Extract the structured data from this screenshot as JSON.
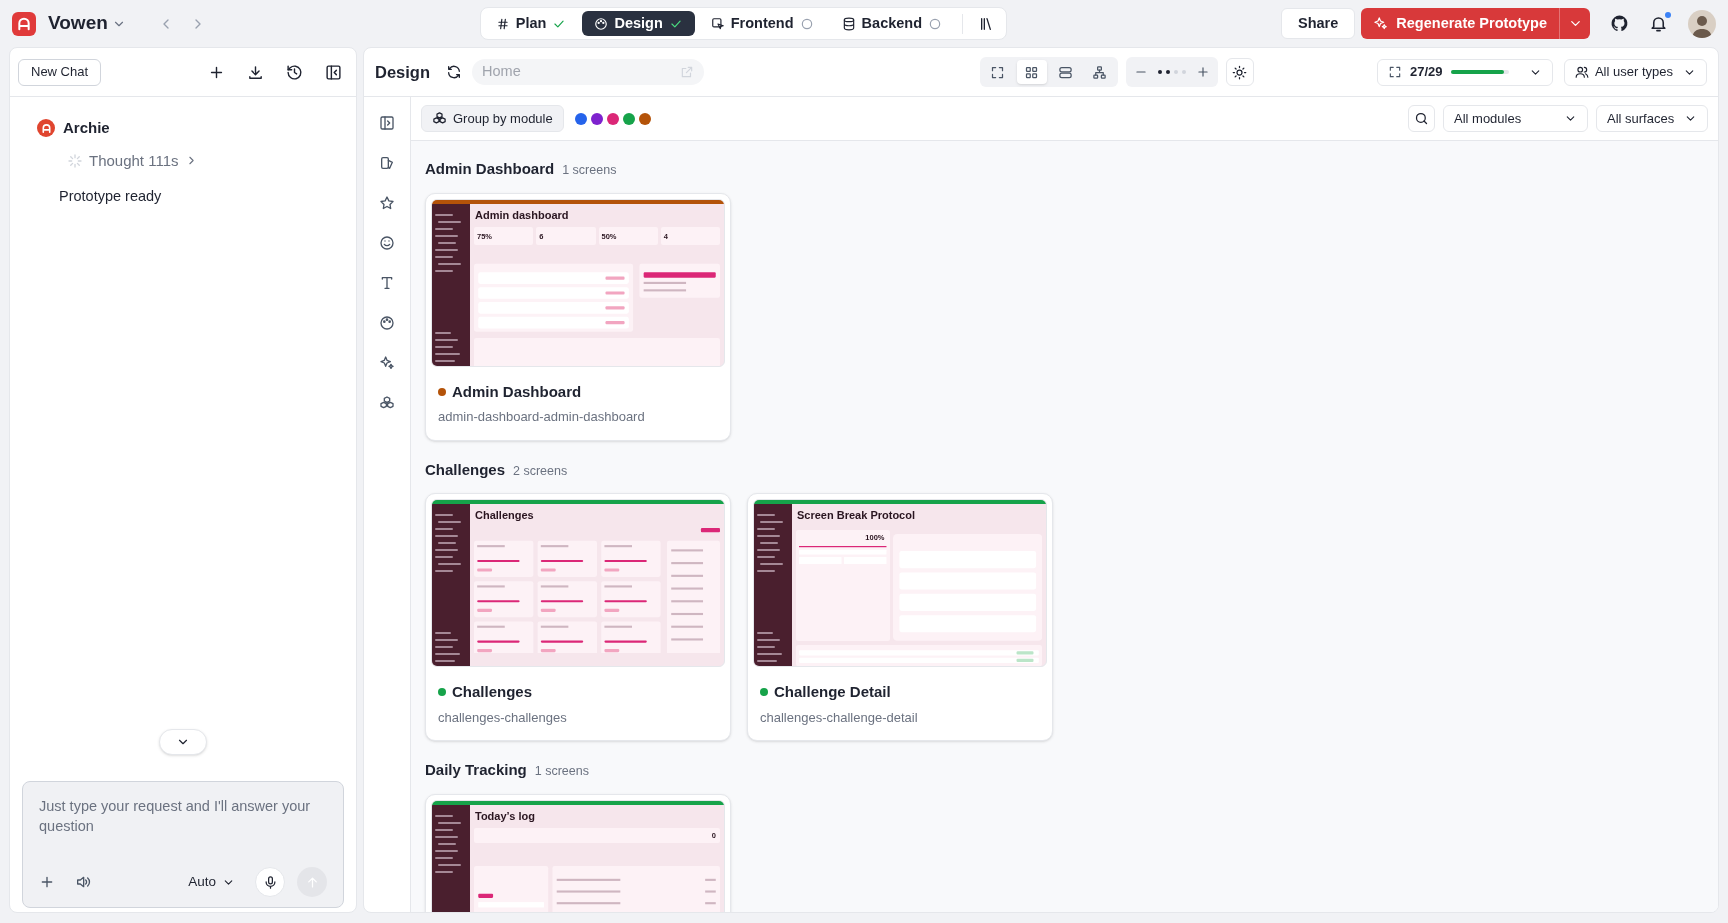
{
  "app": {
    "name": "Vowen"
  },
  "stages": [
    {
      "label": "Plan",
      "selected": false,
      "done": true
    },
    {
      "label": "Design",
      "selected": true,
      "done": true
    },
    {
      "label": "Frontend",
      "selected": false,
      "done": false
    },
    {
      "label": "Backend",
      "selected": false,
      "done": false
    }
  ],
  "actions": {
    "share": "Share",
    "regenerate": "Regenerate Prototype",
    "notification_unread": true
  },
  "chat": {
    "new_chat": "New Chat",
    "agent": "Archie",
    "thought": "Thought 111s",
    "message": "Prototype ready",
    "input_placeholder": "Just type your request and I'll answer your question",
    "mode": "Auto"
  },
  "design": {
    "title": "Design",
    "route_placeholder": "Home",
    "view_modes": [
      {
        "kind": "fullscreen",
        "selected": false
      },
      {
        "kind": "grid",
        "selected": true
      },
      {
        "kind": "list",
        "selected": false
      },
      {
        "kind": "tree",
        "selected": false
      }
    ],
    "zoom": {
      "level": 0.5
    },
    "progress": {
      "label": "27/29",
      "level": 0.93
    },
    "user_types": "All user types",
    "group_by": "Group by module",
    "module_colors": [
      {
        "color": "#2563eb"
      },
      {
        "color": "#7e22ce"
      },
      {
        "color": "#db2777"
      },
      {
        "color": "#16a34a"
      },
      {
        "color": "#b45309"
      }
    ],
    "filters": [
      "All modules",
      "All surfaces"
    ]
  },
  "groups": [
    {
      "name": "Admin Dashboard",
      "count": "1 screens",
      "screens": [
        {
          "title": "Admin Dashboard",
          "slug": "admin-dashboard-admin-dashboard",
          "color": "#b45309",
          "preview": {
            "kind": "dashboard",
            "heading": "Admin dashboard",
            "stats": [
              "75%",
              "6",
              "50%",
              "4"
            ]
          }
        }
      ]
    },
    {
      "name": "Challenges",
      "count": "2 screens",
      "screens": [
        {
          "title": "Challenges",
          "slug": "challenges-challenges",
          "color": "#16a34a",
          "preview": {
            "kind": "cards",
            "heading": "Challenges"
          }
        },
        {
          "title": "Challenge Detail",
          "slug": "challenges-challenge-detail",
          "color": "#16a34a",
          "preview": {
            "kind": "detail",
            "heading": "Screen Break Protocol",
            "stats": [
              "100%"
            ]
          }
        }
      ]
    },
    {
      "name": "Daily Tracking",
      "count": "1 screens",
      "screens": [
        {
          "color": "#16a34a",
          "preview": {
            "kind": "log",
            "heading": "Today’s log",
            "stats": [
              "0"
            ]
          }
        }
      ]
    }
  ]
}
______________________________
> [YOUR TASK]
Give the entries again without a single change, but with no pictures.

> [COMPLETE OUTPUT]
Extract the structured data from this screenshot as JSON.
{
  "app": {
    "name": "Vowen"
  },
  "stages": [
    {
      "label": "Plan",
      "selected": false,
      "done": true
    },
    {
      "label": "Design",
      "selected": true,
      "done": true
    },
    {
      "label": "Frontend",
      "selected": false,
      "done": false
    },
    {
      "label": "Backend",
      "selected": false,
      "done": false
    }
  ],
  "actions": {
    "share": "Share",
    "regenerate": "Regenerate Prototype",
    "notification_unread": true
  },
  "chat": {
    "new_chat": "New Chat",
    "agent": "Archie",
    "thought": "Thought 111s",
    "message": "Prototype ready",
    "input_placeholder": "Just type your request and I'll answer your question",
    "mode": "Auto"
  },
  "design": {
    "title": "Design",
    "route_placeholder": "Home",
    "view_modes": [
      {
        "kind": "fullscreen",
        "selected": false
      },
      {
        "kind": "grid",
        "selected": true
      },
      {
        "kind": "list",
        "selected": false
      },
      {
        "kind": "tree",
        "selected": false
      }
    ],
    "zoom": {
      "level": 0.5
    },
    "progress": {
      "label": "27/29",
      "level": 0.93
    },
    "user_types": "All user types",
    "group_by": "Group by module",
    "module_colors": [
      {
        "color": "#2563eb"
      },
      {
        "color": "#7e22ce"
      },
      {
        "color": "#db2777"
      },
      {
        "color": "#16a34a"
      },
      {
        "color": "#b45309"
      }
    ],
    "filters": [
      "All modules",
      "All surfaces"
    ]
  },
  "groups": [
    {
      "name": "Admin Dashboard",
      "count": "1 screens",
      "screens": [
        {
          "title": "Admin Dashboard",
          "slug": "admin-dashboard-admin-dashboard",
          "color": "#b45309",
          "preview": {
            "kind": "dashboard",
            "heading": "Admin dashboard",
            "stats": [
              "75%",
              "6",
              "50%",
              "4"
            ]
          }
        }
      ]
    },
    {
      "name": "Challenges",
      "count": "2 screens",
      "screens": [
        {
          "title": "Challenges",
          "slug": "challenges-challenges",
          "color": "#16a34a",
          "preview": {
            "kind": "cards",
            "heading": "Challenges"
          }
        },
        {
          "title": "Challenge Detail",
          "slug": "challenges-challenge-detail",
          "color": "#16a34a",
          "preview": {
            "kind": "detail",
            "heading": "Screen Break Protocol",
            "stats": [
              "100%"
            ]
          }
        }
      ]
    },
    {
      "name": "Daily Tracking",
      "count": "1 screens",
      "screens": [
        {
          "color": "#16a34a",
          "preview": {
            "kind": "log",
            "heading": "Today’s log",
            "stats": [
              "0"
            ]
          }
        }
      ]
    }
  ]
}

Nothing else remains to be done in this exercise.